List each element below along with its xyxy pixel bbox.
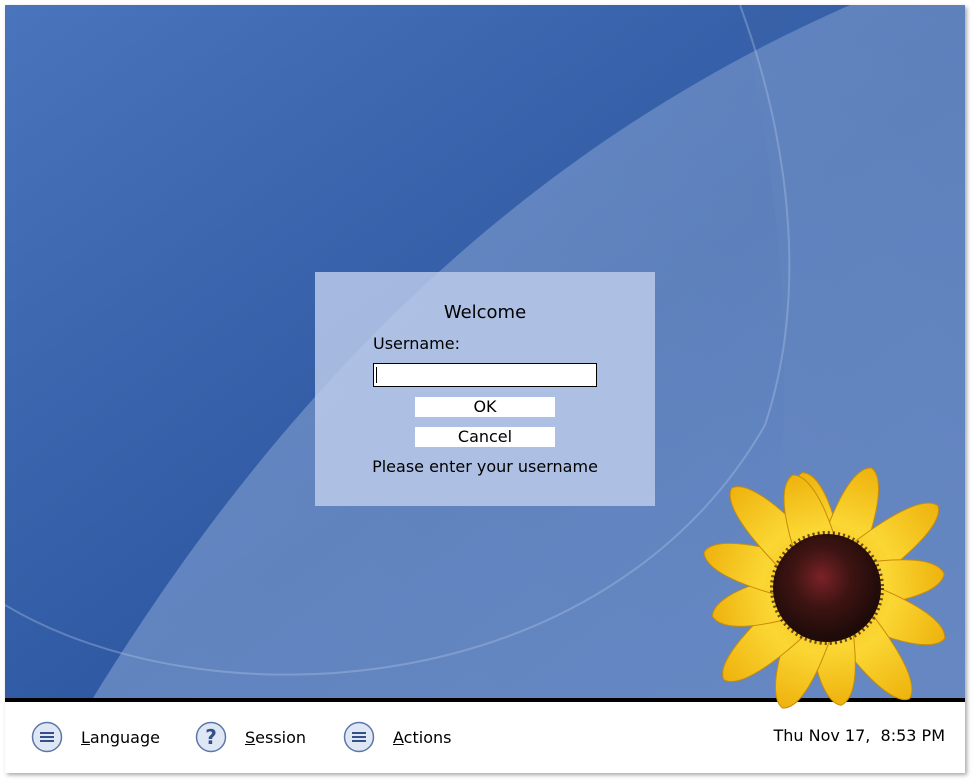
ok-button-label: OK: [473, 397, 497, 416]
cancel-button[interactable]: Cancel: [415, 427, 555, 447]
session-button[interactable]: ? Session: [195, 720, 306, 754]
session-label: Session: [245, 727, 307, 747]
language-button[interactable]: Language: [31, 720, 160, 754]
login-dialog: Welcome Username: OK Cancel Please enter…: [315, 272, 655, 506]
svg-text:?: ?: [205, 725, 217, 749]
dialog-title: Welcome: [443, 302, 527, 323]
username-input[interactable]: [373, 363, 597, 387]
menu-icon: [31, 721, 63, 753]
actions-label: Actions: [393, 727, 452, 747]
username-label: Username:: [373, 334, 460, 353]
cancel-button-label: Cancel: [457, 427, 513, 446]
actions-button[interactable]: Actions: [343, 720, 451, 754]
text-cursor: [376, 367, 377, 383]
menu-icon: [343, 721, 375, 753]
display-frame: Welcome Username: OK Cancel Please enter…: [5, 5, 965, 773]
login-screen: Welcome Username: OK Cancel Please enter…: [0, 0, 974, 782]
language-label: Language: [81, 727, 160, 747]
status-message: Please enter your username: [372, 457, 598, 476]
flower-image: [703, 467, 946, 709]
question-icon: ?: [195, 721, 227, 753]
ok-button[interactable]: OK: [415, 397, 555, 417]
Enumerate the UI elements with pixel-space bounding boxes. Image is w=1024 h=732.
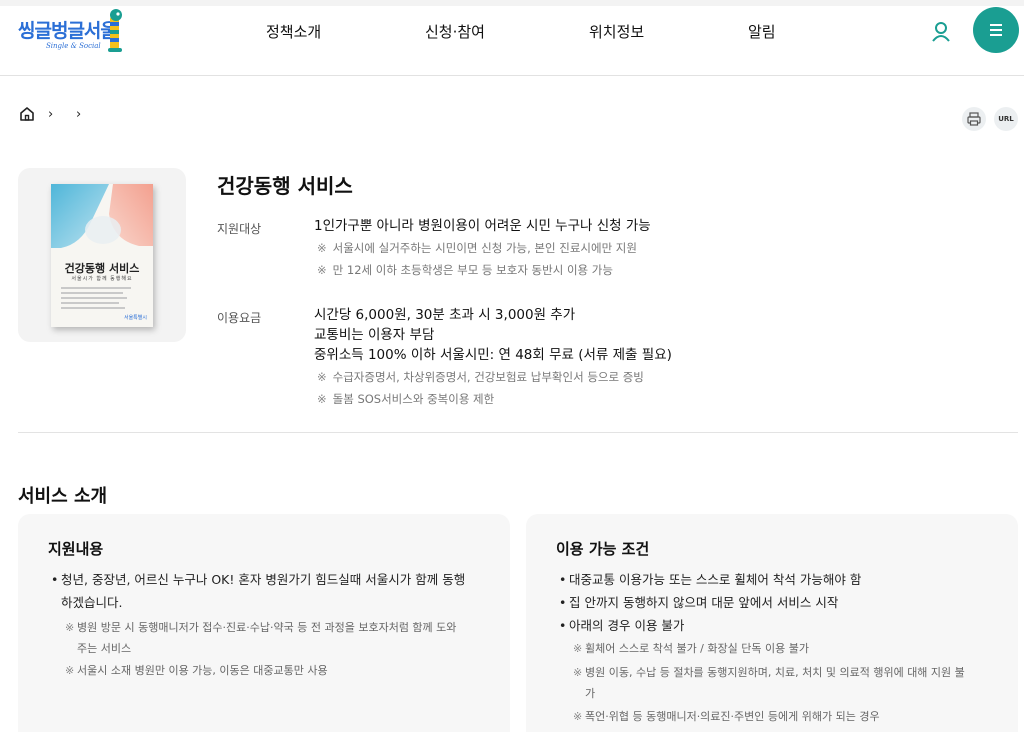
nav-policy[interactable]: 정책소개 [266,6,321,58]
poster-title: 건강동행 서비스 [64,262,140,275]
list-item-text: 집 안까지 동행하지 않으며 대문 앞에서 서비스 시작 [569,595,839,610]
hamburger-menu-button[interactable] [973,7,1019,53]
list-note: 병원 이동, 수납 등 절차를 동행지원하며, 치료, 처치 및 의료적 행위에… [573,662,973,704]
list-item: 아래의 경우 이용 불가 [559,614,979,637]
target-main: 1인가구뿐 아니라 병원이용이 어려운 시민 누구나 신청 가능 [314,218,651,234]
section-divider [18,432,1018,433]
holding-hands-illustration [51,184,153,254]
print-button[interactable] [962,107,986,131]
list-item-text: 아래의 경우 이용 불가 [569,618,685,633]
target-label: 지원대상 [217,222,262,236]
page-title: 건강동행 서비스 [217,174,353,198]
fee-note: 수급자증명서, 차상위증명서, 건강보험료 납부확인서 등으로 증빙 [317,369,644,385]
copy-url-button[interactable]: URL [994,107,1018,131]
list-note: 병원 방문 시 동행매니저가 접수·진료·수납·약국 등 전 과정을 보호자처럼… [65,617,465,659]
list-note: 휠체어 스스로 착석 불가 / 화장실 단독 이용 불가 [573,638,973,659]
poster-subtitle: 서울시가 함께 동행해요 [71,276,133,282]
user-icon[interactable] [929,20,953,44]
fee-line: 교통비는 이용자 부담 [314,327,435,343]
service-thumbnail: 건강동행 서비스 서울시가 함께 동행해요 서울특별시 [18,168,186,342]
card-title: 지원내용 [48,540,104,558]
target-note: 서울시에 실거주하는 시민이면 신청 가능, 본인 진료시에만 지원 [317,240,637,256]
list-item-text: 청년, 중장년, 어르신 누구나 OK! 혼자 병원가기 힘드실때 서울시가 함… [61,572,466,610]
fee-line: 시간당 6,000원, 30분 초과 시 3,000원 추가 [314,307,576,323]
breadcrumb: › › [18,104,92,124]
nav-location[interactable]: 위치정보 [589,6,644,58]
conditions-card: 이용 가능 조건 대중교통 이용가능 또는 스스로 휠체어 착석 가능해야 함 … [526,514,1018,732]
breadcrumb-separator: › [76,106,82,122]
card-title: 이용 가능 조건 [556,540,650,558]
printer-icon [967,112,981,126]
list-note-text: 병원 방문 시 동행매니저가 접수·진료·수납·약국 등 전 과정을 보호자처럼… [77,621,457,655]
mascot-icon [108,9,122,52]
site-header: 씽글벙글서울 Single & Social 정책소개 신청·참여 위치정보 알… [0,6,1024,76]
list-item: 청년, 중장년, 어르신 누구나 OK! 혼자 병원가기 힘드실때 서울시가 함… [51,568,471,614]
support-content-card: 지원내용 청년, 중장년, 어르신 누구나 OK! 혼자 병원가기 힘드실때 서… [18,514,510,732]
nav-notice[interactable]: 알림 [748,6,776,58]
poster-body-lines [61,287,131,312]
list-note-text: 폭언·위협 등 동행매니저·의료진·주변인 등에게 위해가 되는 경우 [585,710,880,723]
list-item: 대중교통 이용가능 또는 스스로 휠체어 착석 가능해야 함 [559,568,979,591]
breadcrumb-separator: › [48,106,54,122]
list-note-text: 휠체어 스스로 착석 불가 / 화장실 단독 이용 불가 [585,642,809,655]
list-note-text: 병원 이동, 수납 등 절차를 동행지원하며, 치료, 처치 및 의료적 행위에… [585,666,965,700]
poster-logo: 서울특별시 [123,315,147,321]
fee-note: 돌봄 SOS서비스와 중복이용 제한 [317,391,495,407]
fee-line: 중위소득 100% 이하 서울시민: 연 48회 무료 (서류 제출 필요) [314,347,672,363]
site-logo[interactable]: 씽글벙글서울 Single & Social [16,9,128,60]
list-item-text: 대중교통 이용가능 또는 스스로 휠체어 착석 가능해야 함 [569,572,862,587]
home-icon[interactable] [18,105,36,123]
list-note-text: 서울시 소재 병원만 이용 가능, 이동은 대중교통만 사용 [77,664,328,677]
fee-label: 이용요금 [217,311,262,325]
nav-apply[interactable]: 신청·참여 [425,6,485,58]
logo-tagline: Single & Social [46,42,101,50]
target-note: 만 12세 이하 초등학생은 부모 등 보호자 동반시 이용 가능 [317,262,613,278]
list-note: 폭언·위협 등 동행매니저·의료진·주변인 등에게 위해가 되는 경우 [573,706,973,727]
service-poster-image: 건강동행 서비스 서울시가 함께 동행해요 서울특별시 [51,184,153,327]
section-title: 서비스 소개 [18,486,108,507]
list-note: 서울시 소재 병원만 이용 가능, 이동은 대중교통만 사용 [65,660,465,681]
list-item: 집 안까지 동행하지 않으며 대문 앞에서 서비스 시작 [559,591,979,614]
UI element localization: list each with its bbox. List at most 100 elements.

════════════════

Write out every line of the entries above verbatim, but leave out the pictures.

### Finished answer
List each element below along with its xyxy pixel bbox.
ok-button-label: OK: [473, 397, 497, 416]
cancel-button[interactable]: Cancel: [415, 427, 555, 447]
session-button[interactable]: ? Session: [195, 720, 306, 754]
session-label: Session: [245, 727, 307, 747]
language-button[interactable]: Language: [31, 720, 160, 754]
login-dialog: Welcome Username: OK Cancel Please enter…: [315, 272, 655, 506]
svg-text:?: ?: [205, 725, 217, 749]
dialog-title: Welcome: [443, 302, 527, 323]
username-input[interactable]: [373, 363, 597, 387]
menu-icon: [31, 721, 63, 753]
actions-label: Actions: [393, 727, 452, 747]
username-label: Username:: [373, 334, 460, 353]
cancel-button-label: Cancel: [457, 427, 513, 446]
actions-button[interactable]: Actions: [343, 720, 451, 754]
text-cursor: [376, 367, 377, 383]
menu-icon: [343, 721, 375, 753]
display-frame: Welcome Username: OK Cancel Please enter…: [5, 5, 965, 773]
login-screen: Welcome Username: OK Cancel Please enter…: [0, 0, 974, 782]
language-label: Language: [81, 727, 160, 747]
status-message: Please enter your username: [372, 457, 598, 476]
flower-image: [703, 467, 946, 709]
question-icon: ?: [195, 721, 227, 753]
ok-button[interactable]: OK: [415, 397, 555, 417]
Enumerate the UI elements with pixel-space bounding boxes. Image is w=1024 h=732.
nav-policy[interactable]: 정책소개 [266,6,321,58]
poster-title: 건강동행 서비스 [64,262,140,275]
list-item-text: 집 안까지 동행하지 않으며 대문 앞에서 서비스 시작 [569,595,839,610]
hamburger-menu-button[interactable] [973,7,1019,53]
list-note: 병원 이동, 수납 등 절차를 동행지원하며, 치료, 처치 및 의료적 행위에… [573,662,973,704]
list-item: 아래의 경우 이용 불가 [559,614,979,637]
target-main: 1인가구뿐 아니라 병원이용이 어려운 시민 누구나 신청 가능 [314,218,651,234]
section-divider [18,432,1018,433]
holding-hands-illustration [51,184,153,254]
print-button[interactable] [962,107,986,131]
list-item-text: 아래의 경우 이용 불가 [569,618,685,633]
target-label: 지원대상 [217,222,262,236]
page-title: 건강동행 서비스 [217,174,353,198]
fee-note: 수급자증명서, 차상위증명서, 건강보험료 납부확인서 등으로 증빙 [317,369,644,385]
copy-url-button[interactable]: URL [994,107,1018,131]
list-note: 병원 방문 시 동행매니저가 접수·진료·수납·약국 등 전 과정을 보호자처럼… [65,617,465,659]
list-note: 휠체어 스스로 착석 불가 / 화장실 단독 이용 불가 [573,638,973,659]
poster-subtitle: 서울시가 함께 동행해요 [71,276,133,282]
user-icon[interactable] [929,20,953,44]
fee-line: 교통비는 이용자 부담 [314,327,435,343]
service-thumbnail: 건강동행 서비스 서울시가 함께 동행해요 서울특별시 [18,168,186,342]
card-title: 지원내용 [48,540,104,558]
target-note: 서울시에 실거주하는 시민이면 신청 가능, 본인 진료시에만 지원 [317,240,637,256]
list-item-text: 청년, 중장년, 어르신 누구나 OK! 혼자 병원가기 힘드실때 서울시가 함… [61,572,466,610]
fee-line: 시간당 6,000원, 30분 초과 시 3,000원 추가 [314,307,576,323]
breadcrumb: › › [18,104,92,124]
nav-location[interactable]: 위치정보 [589,6,644,58]
conditions-card: 이용 가능 조건 대중교통 이용가능 또는 스스로 휠체어 착석 가능해야 함 … [526,514,1018,732]
breadcrumb-separator: › [76,106,82,122]
card-title: 이용 가능 조건 [556,540,650,558]
printer-icon [967,112,981,126]
list-note-text: 병원 방문 시 동행매니저가 접수·진료·수납·약국 등 전 과정을 보호자처럼… [77,621,457,655]
mascot-icon [108,9,122,52]
site-header: 씽글벙글서울 Single & Social 정책소개 신청·참여 위치정보 알… [0,6,1024,76]
list-item: 청년, 중장년, 어르신 누구나 OK! 혼자 병원가기 힘드실때 서울시가 함… [51,568,471,614]
support-content-card: 지원내용 청년, 중장년, 어르신 누구나 OK! 혼자 병원가기 힘드실때 서… [18,514,510,732]
nav-notice[interactable]: 알림 [748,6,776,58]
poster-body-lines [61,287,131,312]
list-note-text: 폭언·위협 등 동행매니저·의료진·주변인 등에게 위해가 되는 경우 [585,710,880,723]
list-item: 대중교통 이용가능 또는 스스로 휠체어 착석 가능해야 함 [559,568,979,591]
breadcrumb-separator: › [48,106,54,122]
list-note-text: 휠체어 스스로 착석 불가 / 화장실 단독 이용 불가 [585,642,809,655]
list-note-text: 병원 이동, 수납 등 절차를 동행지원하며, 치료, 처치 및 의료적 행위에… [585,666,965,700]
poster-logo: 서울특별시 [123,315,147,321]
fee-note: 돌봄 SOS서비스와 중복이용 제한 [317,391,495,407]
fee-line: 중위소득 100% 이하 서울시민: 연 48회 무료 (서류 제출 필요) [314,347,672,363]
site-logo[interactable]: 씽글벙글서울 Single & Social [16,9,128,60]
list-item-text: 대중교통 이용가능 또는 스스로 휠체어 착석 가능해야 함 [569,572,862,587]
home-icon[interactable] [18,105,36,123]
list-note-text: 서울시 소재 병원만 이용 가능, 이동은 대중교통만 사용 [77,664,328,677]
fee-label: 이용요금 [217,311,262,325]
nav-apply[interactable]: 신청·참여 [425,6,485,58]
logo-tagline: Single & Social [46,42,101,50]
target-note: 만 12세 이하 초등학생은 부모 등 보호자 동반시 이용 가능 [317,262,613,278]
list-note: 폭언·위협 등 동행매니저·의료진·주변인 등에게 위해가 되는 경우 [573,706,973,727]
service-poster-image: 건강동행 서비스 서울시가 함께 동행해요 서울특별시 [51,184,153,327]
section-title: 서비스 소개 [18,486,108,507]
list-note: 서울시 소재 병원만 이용 가능, 이동은 대중교통만 사용 [65,660,465,681]
list-item: 집 안까지 동행하지 않으며 대문 앞에서 서비스 시작 [559,591,979,614]
UI element localization: list each with its bbox. List at most 100 elements.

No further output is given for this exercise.